**AIM**
Repeat the records below exactly, leaving out any pictures.

**INPUT ROWS**
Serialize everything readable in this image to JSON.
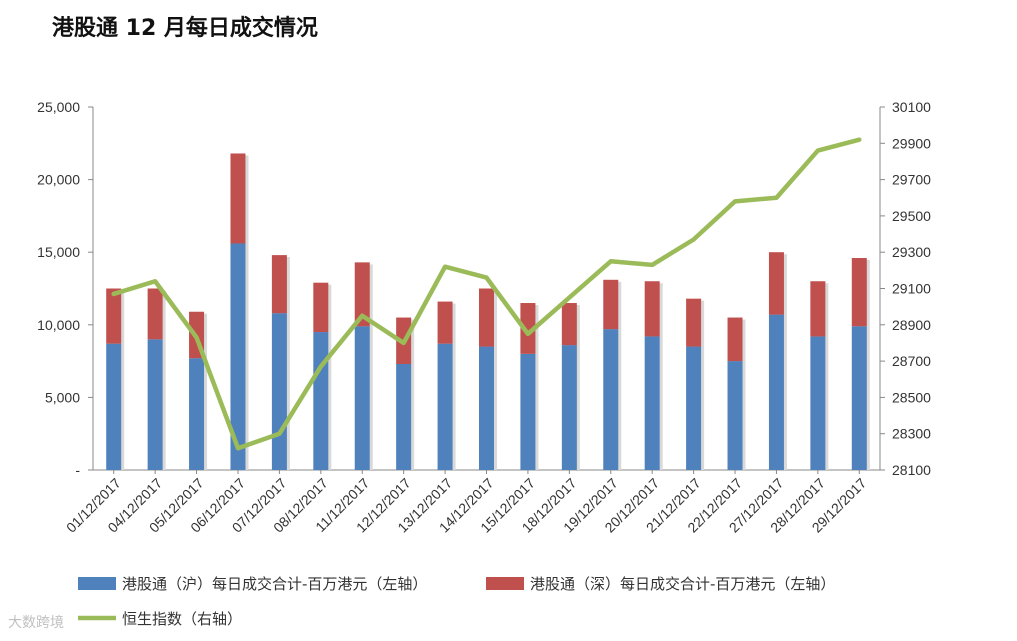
{
  "chart_data": {
    "type": "bar",
    "title": "港股通 12 月每日成交情况",
    "categories": [
      "01/12/2017",
      "04/12/2017",
      "05/12/2017",
      "06/12/2017",
      "07/12/2017",
      "08/12/2017",
      "11/12/2017",
      "12/12/2017",
      "13/12/2017",
      "14/12/2017",
      "15/12/2017",
      "18/12/2017",
      "19/12/2017",
      "20/12/2017",
      "21/12/2017",
      "22/12/2017",
      "27/12/2017",
      "28/12/2017",
      "29/12/2017"
    ],
    "series": [
      {
        "name": "港股通（沪）每日成交合计-百万港元（左轴）",
        "type": "bar",
        "axis": "left",
        "color": "#4f81bd",
        "values": [
          8700,
          9000,
          7700,
          15600,
          10800,
          9500,
          9900,
          7300,
          8700,
          8500,
          8000,
          8600,
          9700,
          9200,
          8500,
          7500,
          10700,
          9200,
          9900
        ]
      },
      {
        "name": "港股通（深）每日成交合计-百万港元（左轴）",
        "type": "bar",
        "axis": "left",
        "color": "#c0504d",
        "values": [
          3800,
          3500,
          3200,
          6200,
          4000,
          3400,
          4400,
          3200,
          2900,
          4000,
          3500,
          2900,
          3400,
          3800,
          3300,
          3000,
          4300,
          3800,
          4700
        ]
      },
      {
        "name": "恒生指数（右轴）",
        "type": "line",
        "axis": "right",
        "color": "#9bbb59",
        "values": [
          29070,
          29140,
          28830,
          28220,
          28300,
          28670,
          28950,
          28800,
          29220,
          29160,
          28850,
          29050,
          29250,
          29230,
          29370,
          29580,
          29600,
          29860,
          29920
        ]
      }
    ],
    "left_axis": {
      "ylim": [
        0,
        25000
      ],
      "ticks": [
        "-",
        "5,000",
        "10,000",
        "15,000",
        "20,000",
        "25,000"
      ],
      "tick_values": [
        0,
        5000,
        10000,
        15000,
        20000,
        25000
      ]
    },
    "right_axis": {
      "ylim": [
        28100,
        30100
      ],
      "ticks": [
        "28100",
        "28300",
        "28500",
        "28700",
        "28900",
        "29100",
        "29300",
        "29500",
        "29700",
        "29900",
        "30100"
      ]
    },
    "legend_position": "bottom"
  },
  "watermark": "大数跨境"
}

**CORRECT OUTPUT**
Serialize everything readable in this image to JSON.
{
  "chart_data": {
    "type": "bar",
    "title": "港股通 12 月每日成交情况",
    "categories": [
      "01/12/2017",
      "04/12/2017",
      "05/12/2017",
      "06/12/2017",
      "07/12/2017",
      "08/12/2017",
      "11/12/2017",
      "12/12/2017",
      "13/12/2017",
      "14/12/2017",
      "15/12/2017",
      "18/12/2017",
      "19/12/2017",
      "20/12/2017",
      "21/12/2017",
      "22/12/2017",
      "27/12/2017",
      "28/12/2017",
      "29/12/2017"
    ],
    "series": [
      {
        "name": "港股通（沪）每日成交合计-百万港元（左轴）",
        "type": "bar",
        "axis": "left",
        "color": "#4f81bd",
        "values": [
          8700,
          9000,
          7700,
          15600,
          10800,
          9500,
          9900,
          7300,
          8700,
          8500,
          8000,
          8600,
          9700,
          9200,
          8500,
          7500,
          10700,
          9200,
          9900
        ]
      },
      {
        "name": "港股通（深）每日成交合计-百万港元（左轴）",
        "type": "bar",
        "axis": "left",
        "color": "#c0504d",
        "values": [
          3800,
          3500,
          3200,
          6200,
          4000,
          3400,
          4400,
          3200,
          2900,
          4000,
          3500,
          2900,
          3400,
          3800,
          3300,
          3000,
          4300,
          3800,
          4700
        ]
      },
      {
        "name": "恒生指数（右轴）",
        "type": "line",
        "axis": "right",
        "color": "#9bbb59",
        "values": [
          29070,
          29140,
          28830,
          28220,
          28300,
          28670,
          28950,
          28800,
          29220,
          29160,
          28850,
          29050,
          29250,
          29230,
          29370,
          29580,
          29600,
          29860,
          29920
        ]
      }
    ],
    "left_axis": {
      "ylim": [
        0,
        25000
      ],
      "ticks": [
        "-",
        "5,000",
        "10,000",
        "15,000",
        "20,000",
        "25,000"
      ],
      "tick_values": [
        0,
        5000,
        10000,
        15000,
        20000,
        25000
      ]
    },
    "right_axis": {
      "ylim": [
        28100,
        30100
      ],
      "ticks": [
        "28100",
        "28300",
        "28500",
        "28700",
        "28900",
        "29100",
        "29300",
        "29500",
        "29700",
        "29900",
        "30100"
      ]
    },
    "legend_position": "bottom"
  },
  "watermark": "大数跨境"
}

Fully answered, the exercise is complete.